[Collection entries]
-=-=-=-=-

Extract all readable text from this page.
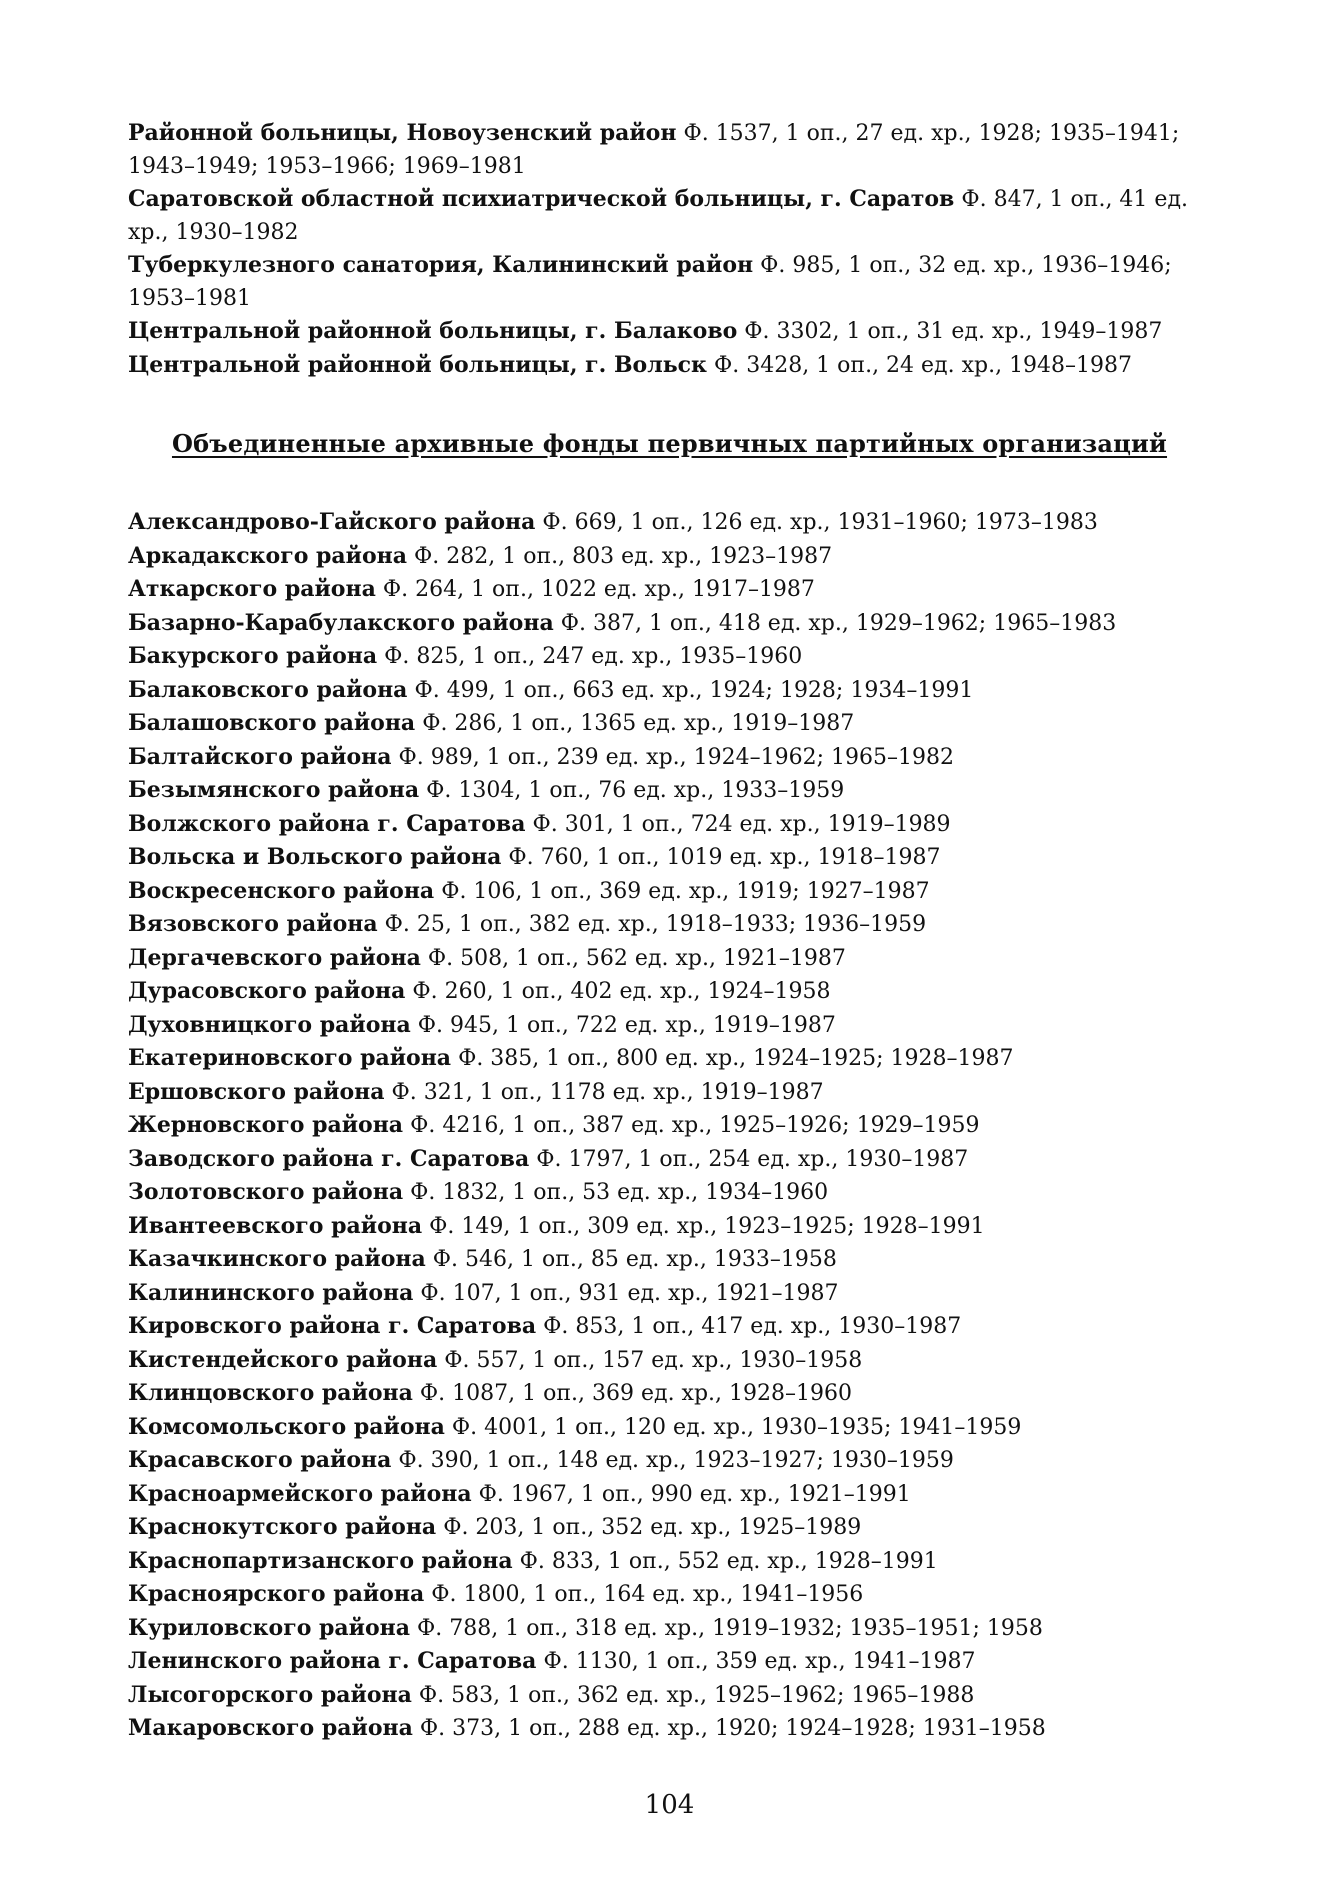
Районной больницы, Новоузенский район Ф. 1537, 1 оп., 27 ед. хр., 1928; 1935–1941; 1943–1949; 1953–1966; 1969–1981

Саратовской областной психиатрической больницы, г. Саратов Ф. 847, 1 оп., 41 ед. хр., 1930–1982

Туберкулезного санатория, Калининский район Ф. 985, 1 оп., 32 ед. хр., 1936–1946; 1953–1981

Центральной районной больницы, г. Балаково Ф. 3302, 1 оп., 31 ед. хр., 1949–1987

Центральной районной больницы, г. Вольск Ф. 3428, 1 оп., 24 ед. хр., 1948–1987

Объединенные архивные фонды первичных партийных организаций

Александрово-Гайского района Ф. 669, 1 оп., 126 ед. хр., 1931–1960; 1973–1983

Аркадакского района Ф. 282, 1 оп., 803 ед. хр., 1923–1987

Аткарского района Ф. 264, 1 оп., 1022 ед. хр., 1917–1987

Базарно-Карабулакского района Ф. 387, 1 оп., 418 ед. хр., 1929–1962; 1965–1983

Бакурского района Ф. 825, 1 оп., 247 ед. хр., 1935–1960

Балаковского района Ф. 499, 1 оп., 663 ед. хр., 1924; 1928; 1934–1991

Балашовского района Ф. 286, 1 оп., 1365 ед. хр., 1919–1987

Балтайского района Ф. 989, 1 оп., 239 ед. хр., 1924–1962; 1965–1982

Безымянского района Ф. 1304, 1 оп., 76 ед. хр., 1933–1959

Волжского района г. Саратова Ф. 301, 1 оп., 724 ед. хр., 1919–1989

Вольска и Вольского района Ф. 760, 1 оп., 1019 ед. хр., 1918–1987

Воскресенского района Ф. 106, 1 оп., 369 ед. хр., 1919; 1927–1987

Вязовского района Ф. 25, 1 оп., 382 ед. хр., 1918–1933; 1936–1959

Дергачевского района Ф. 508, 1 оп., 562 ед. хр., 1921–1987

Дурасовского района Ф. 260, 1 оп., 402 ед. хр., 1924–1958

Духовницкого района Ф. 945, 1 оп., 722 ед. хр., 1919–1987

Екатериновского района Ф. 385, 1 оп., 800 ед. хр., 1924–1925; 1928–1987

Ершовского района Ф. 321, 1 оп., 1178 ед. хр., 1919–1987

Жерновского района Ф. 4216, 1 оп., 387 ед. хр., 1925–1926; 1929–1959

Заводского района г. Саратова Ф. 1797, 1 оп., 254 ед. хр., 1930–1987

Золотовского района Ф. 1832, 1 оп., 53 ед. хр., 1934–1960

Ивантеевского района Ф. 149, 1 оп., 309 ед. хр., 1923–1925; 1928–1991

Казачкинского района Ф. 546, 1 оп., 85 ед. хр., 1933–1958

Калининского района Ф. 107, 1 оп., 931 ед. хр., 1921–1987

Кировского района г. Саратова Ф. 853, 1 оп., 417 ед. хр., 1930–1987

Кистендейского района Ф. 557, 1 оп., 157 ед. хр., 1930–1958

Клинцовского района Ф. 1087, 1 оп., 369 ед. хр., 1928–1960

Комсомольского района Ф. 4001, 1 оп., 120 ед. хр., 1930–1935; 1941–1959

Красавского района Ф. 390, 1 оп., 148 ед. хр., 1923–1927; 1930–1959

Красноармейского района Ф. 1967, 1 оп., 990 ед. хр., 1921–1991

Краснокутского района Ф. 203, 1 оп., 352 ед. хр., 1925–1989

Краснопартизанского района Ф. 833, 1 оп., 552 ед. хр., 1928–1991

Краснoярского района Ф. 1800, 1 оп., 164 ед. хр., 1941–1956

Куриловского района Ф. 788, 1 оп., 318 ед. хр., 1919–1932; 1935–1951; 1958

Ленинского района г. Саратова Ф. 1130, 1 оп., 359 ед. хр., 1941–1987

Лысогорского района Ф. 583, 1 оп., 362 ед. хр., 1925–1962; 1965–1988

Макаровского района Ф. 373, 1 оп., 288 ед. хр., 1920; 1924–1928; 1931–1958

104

-=-=-=-=-

## SHORT TASK
Write out the data precisely as given, excluding the pictures.

## FINISHED EXERCISE
Extract all readable text from this page.
Районной больницы, Новоузенский район Ф. 1537, 1 оп., 27 ед. хр., 1928; 1935–1941; 1943–1949; 1953–1966; 1969–1981

Саратовской областной психиатрической больницы, г. Саратов Ф. 847, 1 оп., 41 ед. хр., 1930–1982

Туберкулезного санатория, Калининский район Ф. 985, 1 оп., 32 ед. хр., 1936–1946; 1953–1981

Центральной районной больницы, г. Балаково Ф. 3302, 1 оп., 31 ед. хр., 1949–1987

Центральной районной больницы, г. Вольск Ф. 3428, 1 оп., 24 ед. хр., 1948–1987

Объединенные архивные фонды первичных партийных организаций

Александрово-Гайского района Ф. 669, 1 оп., 126 ед. хр., 1931–1960; 1973–1983

Аркадакского района Ф. 282, 1 оп., 803 ед. хр., 1923–1987

Аткарского района Ф. 264, 1 оп., 1022 ед. хр., 1917–1987

Базарно-Карабулакского района Ф. 387, 1 оп., 418 ед. хр., 1929–1962; 1965–1983

Бакурского района Ф. 825, 1 оп., 247 ед. хр., 1935–1960

Балаковского района Ф. 499, 1 оп., 663 ед. хр., 1924; 1928; 1934–1991

Балашовского района Ф. 286, 1 оп., 1365 ед. хр., 1919–1987

Балтайского района Ф. 989, 1 оп., 239 ед. хр., 1924–1962; 1965–1982

Безымянского района Ф. 1304, 1 оп., 76 ед. хр., 1933–1959

Волжского района г. Саратова Ф. 301, 1 оп., 724 ед. хр., 1919–1989

Вольска и Вольского района Ф. 760, 1 оп., 1019 ед. хр., 1918–1987

Воскресенского района Ф. 106, 1 оп., 369 ед. хр., 1919; 1927–1987

Вязовского района Ф. 25, 1 оп., 382 ед. хр., 1918–1933; 1936–1959

Дергачевского района Ф. 508, 1 оп., 562 ед. хр., 1921–1987

Дурасовского района Ф. 260, 1 оп., 402 ед. хр., 1924–1958

Духовницкого района Ф. 945, 1 оп., 722 ед. хр., 1919–1987

Екатериновского района Ф. 385, 1 оп., 800 ед. хр., 1924–1925; 1928–1987

Ершовского района Ф. 321, 1 оп., 1178 ед. хр., 1919–1987

Жерновского района Ф. 4216, 1 оп., 387 ед. хр., 1925–1926; 1929–1959

Заводского района г. Саратова Ф. 1797, 1 оп., 254 ед. хр., 1930–1987

Золотовского района Ф. 1832, 1 оп., 53 ед. хр., 1934–1960

Ивантеевского района Ф. 149, 1 оп., 309 ед. хр., 1923–1925; 1928–1991

Казачкинского района Ф. 546, 1 оп., 85 ед. хр., 1933–1958

Калининского района Ф. 107, 1 оп., 931 ед. хр., 1921–1987

Кировского района г. Саратова Ф. 853, 1 оп., 417 ед. хр., 1930–1987

Кистендейского района Ф. 557, 1 оп., 157 ед. хр., 1930–1958

Клинцовского района Ф. 1087, 1 оп., 369 ед. хр., 1928–1960

Комсомольского района Ф. 4001, 1 оп., 120 ед. хр., 1930–1935; 1941–1959

Красавского района Ф. 390, 1 оп., 148 ед. хр., 1923–1927; 1930–1959

Красноармейского района Ф. 1967, 1 оп., 990 ед. хр., 1921–1991

Краснокутского района Ф. 203, 1 оп., 352 ед. хр., 1925–1989

Краснопартизанского района Ф. 833, 1 оп., 552 ед. хр., 1928–1991

Краснoярского района Ф. 1800, 1 оп., 164 ед. хр., 1941–1956

Куриловского района Ф. 788, 1 оп., 318 ед. хр., 1919–1932; 1935–1951; 1958

Ленинского района г. Саратова Ф. 1130, 1 оп., 359 ед. хр., 1941–1987

Лысогорского района Ф. 583, 1 оп., 362 ед. хр., 1925–1962; 1965–1988

Макаровского района Ф. 373, 1 оп., 288 ед. хр., 1920; 1924–1928; 1931–1958

104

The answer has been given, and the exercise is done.